_What is asked_: Each record must be retyped in full. No character may differ.

_Input for this task_:
■ ■ ■ ■
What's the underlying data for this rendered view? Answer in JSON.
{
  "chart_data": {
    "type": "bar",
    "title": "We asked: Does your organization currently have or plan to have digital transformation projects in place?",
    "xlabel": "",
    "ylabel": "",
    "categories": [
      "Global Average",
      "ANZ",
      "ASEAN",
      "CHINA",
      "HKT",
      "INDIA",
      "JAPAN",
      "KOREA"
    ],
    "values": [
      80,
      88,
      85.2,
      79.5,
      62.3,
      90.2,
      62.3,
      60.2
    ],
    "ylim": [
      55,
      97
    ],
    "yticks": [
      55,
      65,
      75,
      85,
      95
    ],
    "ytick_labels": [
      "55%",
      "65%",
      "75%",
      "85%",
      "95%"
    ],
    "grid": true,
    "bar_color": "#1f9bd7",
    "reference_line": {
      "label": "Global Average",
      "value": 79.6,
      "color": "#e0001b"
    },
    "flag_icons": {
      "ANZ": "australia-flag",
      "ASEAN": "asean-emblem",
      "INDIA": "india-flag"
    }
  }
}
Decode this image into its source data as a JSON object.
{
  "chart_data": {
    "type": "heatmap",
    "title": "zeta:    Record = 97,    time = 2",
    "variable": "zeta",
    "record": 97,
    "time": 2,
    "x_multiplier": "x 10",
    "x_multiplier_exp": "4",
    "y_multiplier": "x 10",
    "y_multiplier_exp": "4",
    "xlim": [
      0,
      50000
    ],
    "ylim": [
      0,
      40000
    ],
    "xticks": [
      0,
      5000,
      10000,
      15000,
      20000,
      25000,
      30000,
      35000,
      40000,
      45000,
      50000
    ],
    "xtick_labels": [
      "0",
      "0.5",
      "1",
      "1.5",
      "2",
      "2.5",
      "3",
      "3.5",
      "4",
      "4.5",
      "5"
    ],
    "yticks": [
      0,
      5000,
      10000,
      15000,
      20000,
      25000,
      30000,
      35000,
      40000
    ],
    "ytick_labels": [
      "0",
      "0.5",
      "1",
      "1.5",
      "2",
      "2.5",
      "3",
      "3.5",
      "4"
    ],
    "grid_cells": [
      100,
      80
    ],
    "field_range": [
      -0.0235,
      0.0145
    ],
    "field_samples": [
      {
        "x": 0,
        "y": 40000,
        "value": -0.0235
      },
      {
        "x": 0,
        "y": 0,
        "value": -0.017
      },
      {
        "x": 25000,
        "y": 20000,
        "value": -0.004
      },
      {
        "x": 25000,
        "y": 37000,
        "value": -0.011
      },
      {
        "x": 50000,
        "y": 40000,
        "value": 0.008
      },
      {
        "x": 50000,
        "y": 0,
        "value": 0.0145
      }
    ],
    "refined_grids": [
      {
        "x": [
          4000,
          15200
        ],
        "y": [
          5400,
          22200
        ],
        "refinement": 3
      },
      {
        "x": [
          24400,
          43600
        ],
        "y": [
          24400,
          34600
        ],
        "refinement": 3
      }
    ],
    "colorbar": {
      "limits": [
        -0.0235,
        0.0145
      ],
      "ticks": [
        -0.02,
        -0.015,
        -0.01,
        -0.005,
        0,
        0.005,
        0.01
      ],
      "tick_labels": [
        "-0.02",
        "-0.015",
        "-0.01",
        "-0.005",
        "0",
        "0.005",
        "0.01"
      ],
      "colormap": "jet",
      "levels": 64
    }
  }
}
■ ■ ■ ■
_Solution_:
What's the underlying data for this rendered view? Answer in JSON.
{
  "chart_data": {
    "type": "bar",
    "title": "We asked: Does your organization currently have or plan to have digital transformation projects in place?",
    "xlabel": "",
    "ylabel": "",
    "categories": [
      "Global Average",
      "ANZ",
      "ASEAN",
      "CHINA",
      "HKT",
      "INDIA",
      "JAPAN",
      "KOREA"
    ],
    "values": [
      80,
      88,
      85.2,
      79.5,
      62.3,
      90.2,
      62.3,
      60.2
    ],
    "ylim": [
      55,
      97
    ],
    "yticks": [
      55,
      65,
      75,
      85,
      95
    ],
    "ytick_labels": [
      "55%",
      "65%",
      "75%",
      "85%",
      "95%"
    ],
    "grid": true,
    "bar_color": "#1f9bd7",
    "reference_line": {
      "label": "Global Average",
      "value": 79.6,
      "color": "#e0001b"
    },
    "flag_icons": {
      "ANZ": "australia-flag",
      "ASEAN": "asean-emblem",
      "INDIA": "india-flag"
    }
  }
}
Decode this image into its source data as a JSON object.
{
  "chart_data": {
    "type": "heatmap",
    "title": "zeta:    Record = 97,    time = 2",
    "variable": "zeta",
    "record": 97,
    "time": 2,
    "x_multiplier": "x 10",
    "x_multiplier_exp": "4",
    "y_multiplier": "x 10",
    "y_multiplier_exp": "4",
    "xlim": [
      0,
      50000
    ],
    "ylim": [
      0,
      40000
    ],
    "xticks": [
      0,
      5000,
      10000,
      15000,
      20000,
      25000,
      30000,
      35000,
      40000,
      45000,
      50000
    ],
    "xtick_labels": [
      "0",
      "0.5",
      "1",
      "1.5",
      "2",
      "2.5",
      "3",
      "3.5",
      "4",
      "4.5",
      "5"
    ],
    "yticks": [
      0,
      5000,
      10000,
      15000,
      20000,
      25000,
      30000,
      35000,
      40000
    ],
    "ytick_labels": [
      "0",
      "0.5",
      "1",
      "1.5",
      "2",
      "2.5",
      "3",
      "3.5",
      "4"
    ],
    "grid_cells": [
      100,
      80
    ],
    "field_range": [
      -0.0235,
      0.0145
    ],
    "field_samples": [
      {
        "x": 0,
        "y": 40000,
        "value": -0.0235
      },
      {
        "x": 0,
        "y": 0,
        "value": -0.017
      },
      {
        "x": 25000,
        "y": 20000,
        "value": -0.004
      },
      {
        "x": 25000,
        "y": 37000,
        "value": -0.011
      },
      {
        "x": 50000,
        "y": 40000,
        "value": 0.008
      },
      {
        "x": 50000,
        "y": 0,
        "value": 0.0145
      }
    ],
    "refined_grids": [
      {
        "x": [
          4000,
          15200
        ],
        "y": [
          5400,
          22200
        ],
        "refinement": 3
      },
      {
        "x": [
          24400,
          43600
        ],
        "y": [
          24400,
          34600
        ],
        "refinement": 3
      }
    ],
    "colorbar": {
      "limits": [
        -0.0235,
        0.0145
      ],
      "ticks": [
        -0.02,
        -0.015,
        -0.01,
        -0.005,
        0,
        0.005,
        0.01
      ],
      "tick_labels": [
        "-0.02",
        "-0.015",
        "-0.01",
        "-0.005",
        "0",
        "0.005",
        "0.01"
      ],
      "colormap": "jet",
      "levels": 64
    }
  }
}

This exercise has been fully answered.